Source material:
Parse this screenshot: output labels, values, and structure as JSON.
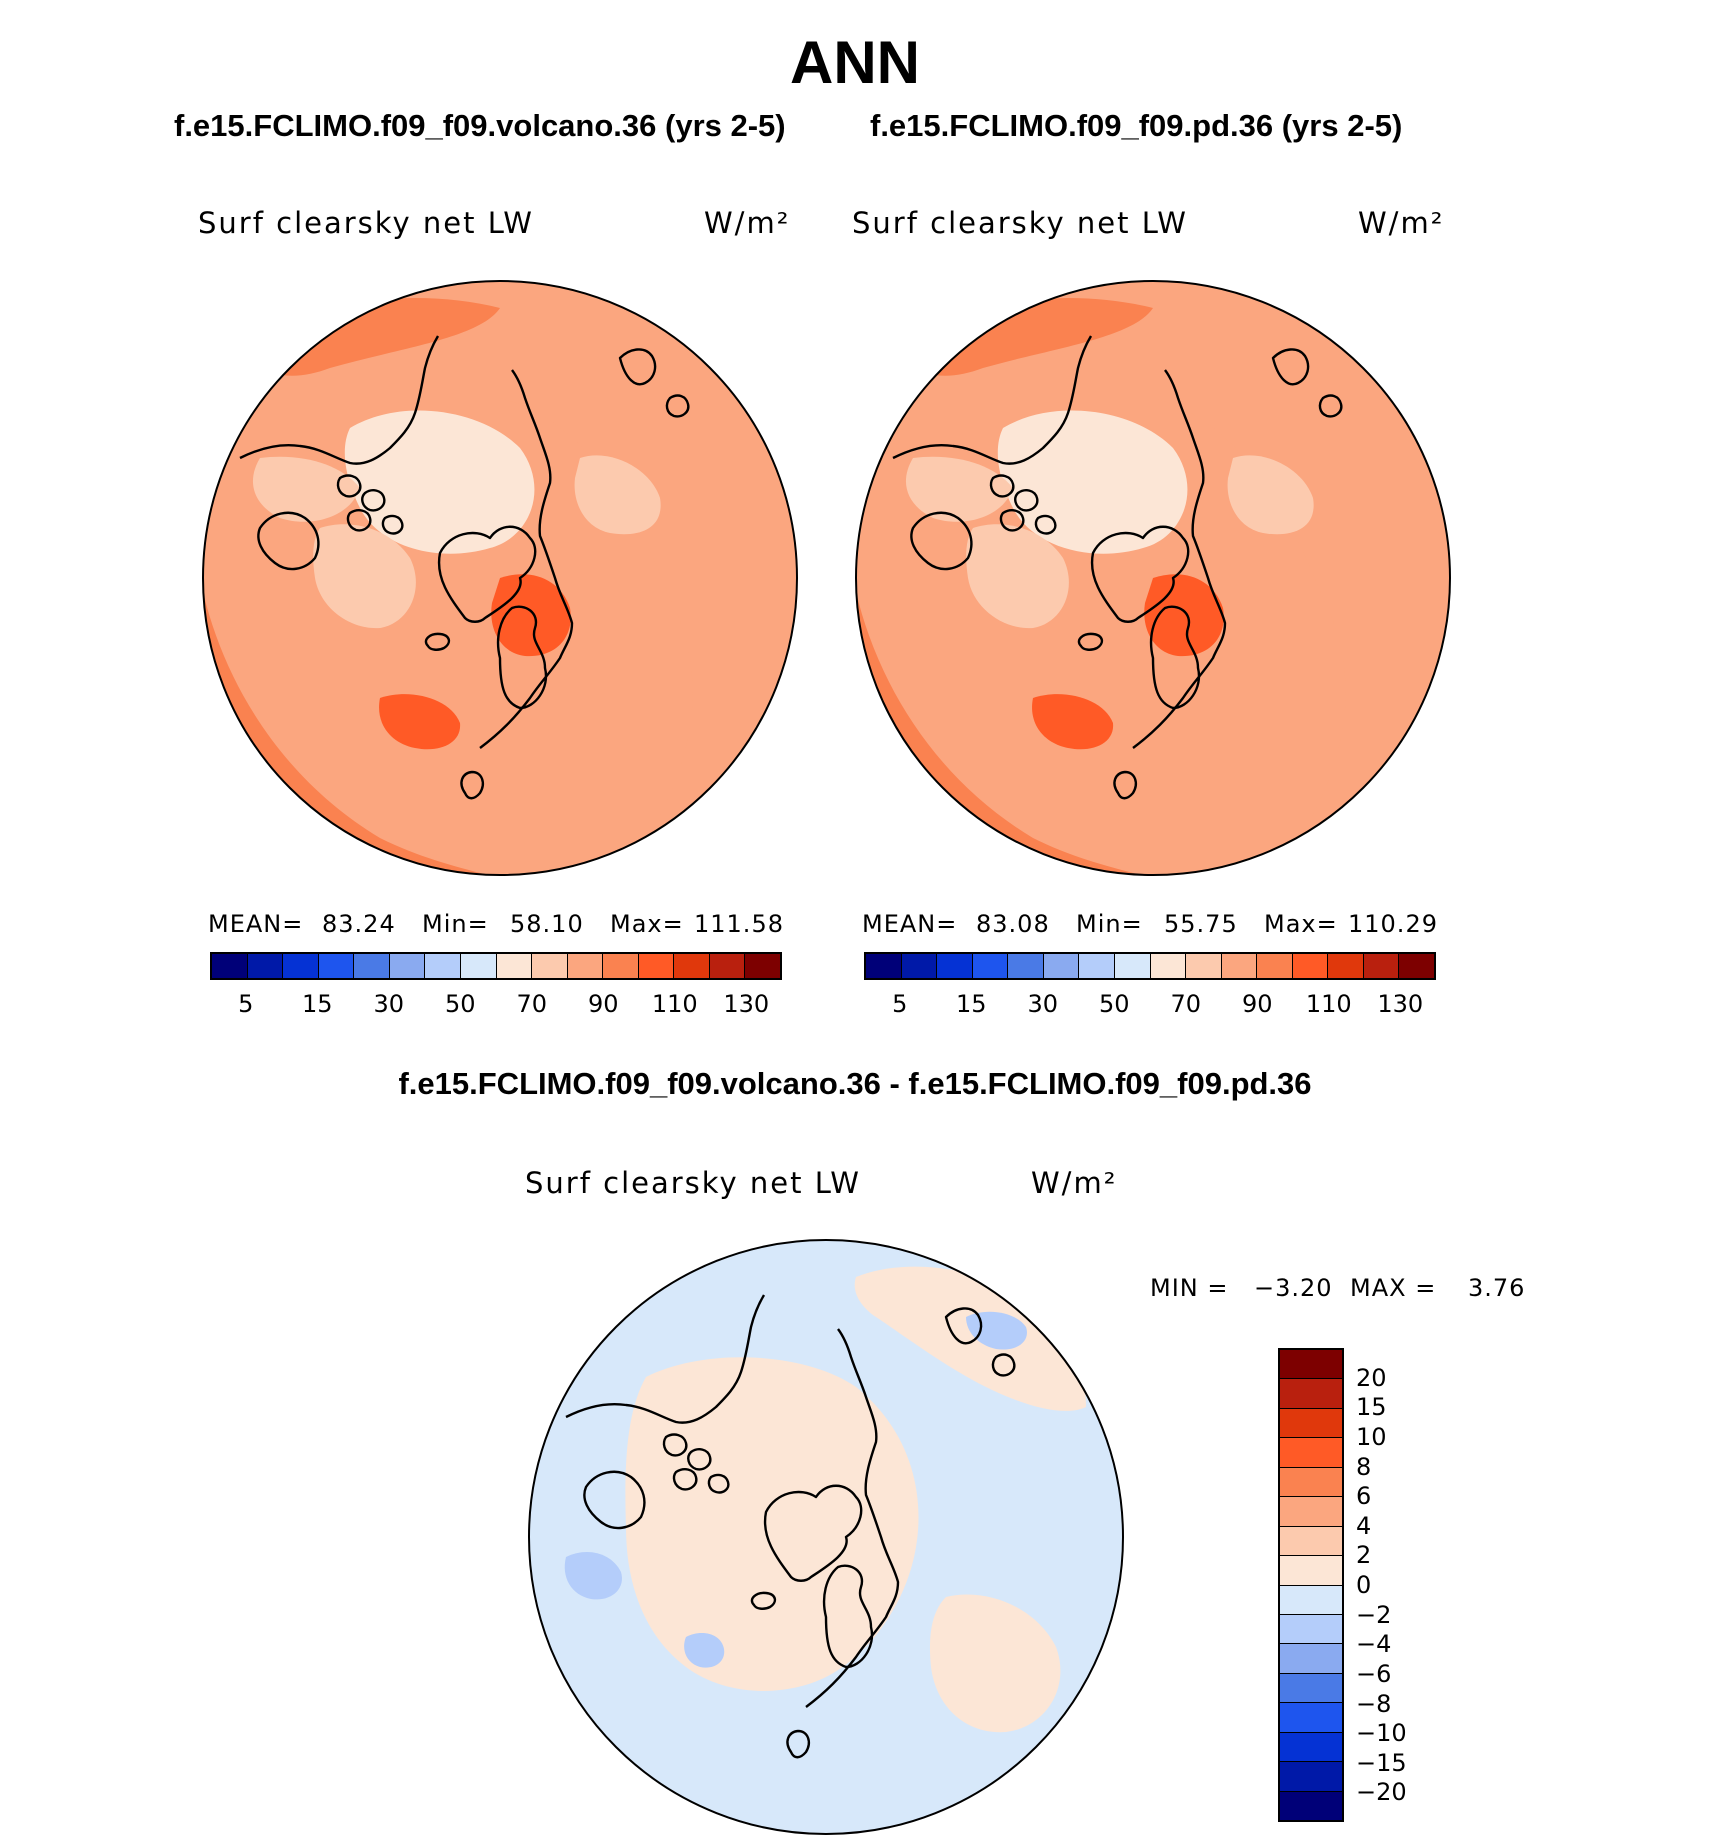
{
  "figure": {
    "title": "ANN",
    "left_case": "f.e15.FCLIMO.f09_f09.volcano.36 (yrs 2-5)",
    "right_case": "f.e15.FCLIMO.f09_f09.pd.36 (yrs 2-5)",
    "diff_title": "f.e15.FCLIMO.f09_f09.volcano.36 - f.e15.FCLIMO.f09_f09.pd.36"
  },
  "chart_data": [
    {
      "type": "heatmap",
      "panel": "volcano",
      "projection": "north-polar stereographic",
      "variable": "Surf clearsky net LW",
      "units": "W/m²",
      "stats": {
        "mean_label": "MEAN=",
        "mean": "83.24",
        "min_label": "Min=",
        "min": "58.10",
        "max_label": "Max=",
        "max": "111.58"
      },
      "colorbar_ticks": [
        "5",
        "15",
        "30",
        "50",
        "70",
        "90",
        "110",
        "130"
      ],
      "colors": [
        "#000078",
        "#0019a8",
        "#0532d4",
        "#1e55ee",
        "#4a7ae6",
        "#8aaaf0",
        "#b4cdfa",
        "#d7e8fa",
        "#fce6d6",
        "#fccaae",
        "#fba67f",
        "#fa8250",
        "#ff5a26",
        "#e0380c",
        "#b9200e",
        "#7d0000"
      ]
    },
    {
      "type": "heatmap",
      "panel": "pd",
      "projection": "north-polar stereographic",
      "variable": "Surf clearsky net LW",
      "units": "W/m²",
      "stats": {
        "mean_label": "MEAN=",
        "mean": "83.08",
        "min_label": "Min=",
        "min": "55.75",
        "max_label": "Max=",
        "max": "110.29"
      },
      "colorbar_ticks": [
        "5",
        "15",
        "30",
        "50",
        "70",
        "90",
        "110",
        "130"
      ],
      "colors": [
        "#000078",
        "#0019a8",
        "#0532d4",
        "#1e55ee",
        "#4a7ae6",
        "#8aaaf0",
        "#b4cdfa",
        "#d7e8fa",
        "#fce6d6",
        "#fccaae",
        "#fba67f",
        "#fa8250",
        "#ff5a26",
        "#e0380c",
        "#b9200e",
        "#7d0000"
      ]
    },
    {
      "type": "heatmap",
      "panel": "difference",
      "projection": "north-polar stereographic",
      "variable": "Surf clearsky net LW",
      "units": "W/m²",
      "stats": {
        "min_label": "MIN =",
        "min": "−3.20",
        "max_label": "MAX =",
        "max": "3.76"
      },
      "colorbar_ticks": [
        "20",
        "15",
        "10",
        "8",
        "6",
        "4",
        "2",
        "0",
        "−2",
        "−4",
        "−6",
        "−8",
        "−10",
        "−15",
        "−20"
      ],
      "colors": [
        "#7d0000",
        "#b9200e",
        "#e0380c",
        "#ff5a26",
        "#fa8250",
        "#fba67f",
        "#fccaae",
        "#fce6d6",
        "#d7e8fa",
        "#b4cdfa",
        "#8aaaf0",
        "#4a7ae6",
        "#1e55ee",
        "#0532d4",
        "#0019a8",
        "#000078"
      ]
    }
  ]
}
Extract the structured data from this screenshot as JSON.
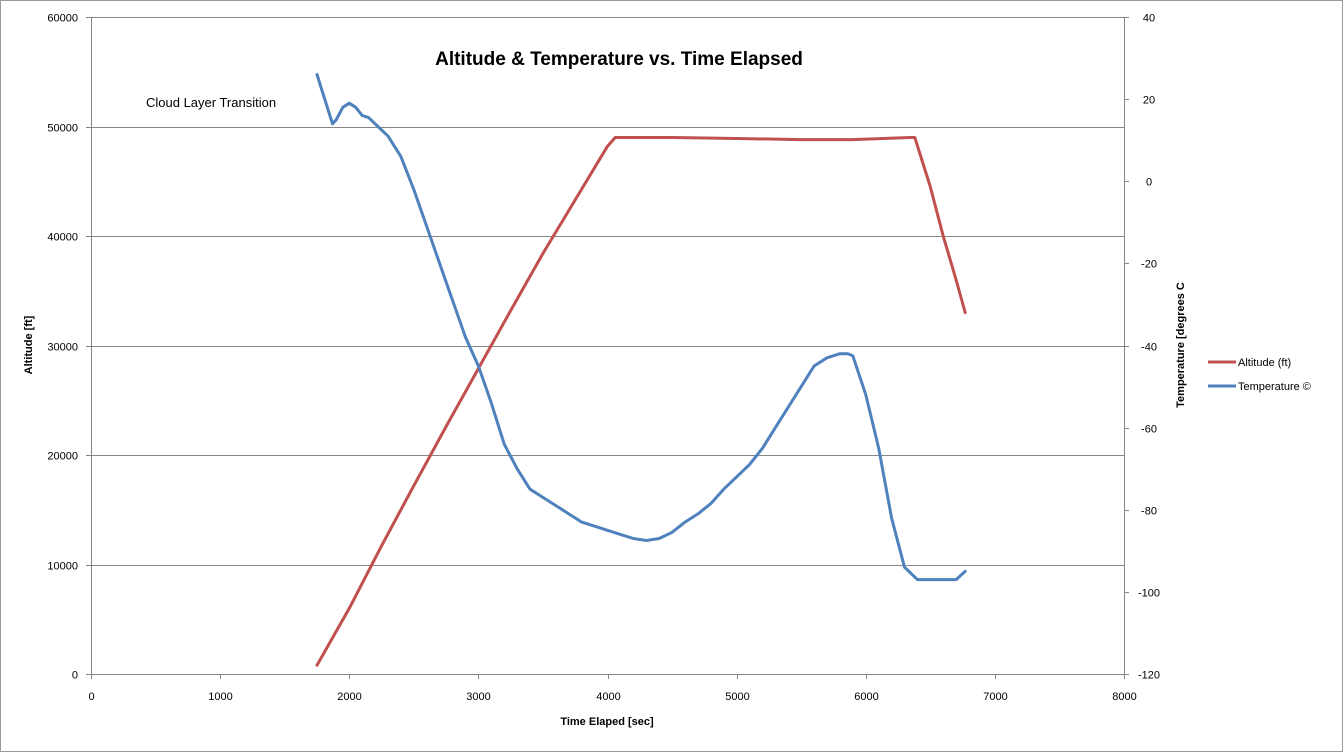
{
  "chart_data": {
    "type": "line",
    "title": "Altitude & Temperature vs. Time Elapsed",
    "xlabel": "Time Elaped  [sec]",
    "ylabel_left": "Altitude [ft]",
    "ylabel_right": "Temperature [degrees C",
    "annotation": "Cloud Layer Transition",
    "xlim": [
      0,
      8000
    ],
    "xticks": [
      0,
      1000,
      2000,
      3000,
      4000,
      5000,
      6000,
      7000,
      8000
    ],
    "ylim_left": [
      0,
      60000
    ],
    "yticks_left": [
      0,
      10000,
      20000,
      30000,
      40000,
      50000,
      60000
    ],
    "ylim_right": [
      -120,
      40
    ],
    "yticks_right": [
      -120,
      -100,
      -80,
      -60,
      -40,
      -20,
      0,
      20,
      40
    ],
    "grid": "horizontal",
    "legend_position": "right",
    "series": [
      {
        "name": "Altitude (ft)",
        "axis": "left",
        "color": "#C0504D",
        "x": [
          1750,
          2000,
          2250,
          2500,
          2750,
          3000,
          3250,
          3500,
          3750,
          4000,
          4060,
          4500,
          5000,
          5500,
          5900,
          6350,
          6380,
          6500,
          6600,
          6700,
          6770
        ],
        "y": [
          800,
          6000,
          11700,
          17200,
          22600,
          27900,
          33200,
          38400,
          43300,
          48200,
          49000,
          49000,
          48900,
          48800,
          48800,
          49000,
          49000,
          44500,
          40000,
          36000,
          33000
        ]
      },
      {
        "name": "Temperature ©",
        "axis": "right",
        "color": "#4F81BD",
        "x": [
          1750,
          1800,
          1850,
          1870,
          1900,
          1950,
          2000,
          2050,
          2100,
          2150,
          2200,
          2300,
          2400,
          2500,
          2600,
          2700,
          2800,
          2900,
          3000,
          3100,
          3200,
          3300,
          3400,
          3500,
          3600,
          3700,
          3800,
          3900,
          4000,
          4100,
          4200,
          4300,
          4400,
          4500,
          4600,
          4700,
          4800,
          4900,
          5000,
          5100,
          5200,
          5300,
          5400,
          5500,
          5600,
          5700,
          5800,
          5860,
          5900,
          6000,
          6100,
          6200,
          6300,
          6400,
          6450,
          6500,
          6600,
          6700,
          6770
        ],
        "y": [
          26,
          21,
          16,
          14,
          15,
          18,
          19,
          18,
          16,
          15.5,
          14,
          11,
          6,
          -2,
          -11,
          -20,
          -29,
          -38,
          -45,
          -54,
          -64,
          -70,
          -75,
          -77,
          -79,
          -81,
          -83,
          -84,
          -85,
          -86,
          -87,
          -87.5,
          -87,
          -85.5,
          -83,
          -81,
          -78.5,
          -75,
          -72,
          -69,
          -65,
          -60,
          -55,
          -50,
          -45,
          -43,
          -42,
          -42,
          -42.5,
          -52,
          -65,
          -82,
          -94,
          -97,
          -97,
          -97,
          -97,
          -97,
          -95
        ]
      }
    ]
  }
}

What needs to be done: Your task is to list each line of the records with the word "panel".

In response:
      "panel": "volcano",
      "panel": "pd",
      "panel": "difference",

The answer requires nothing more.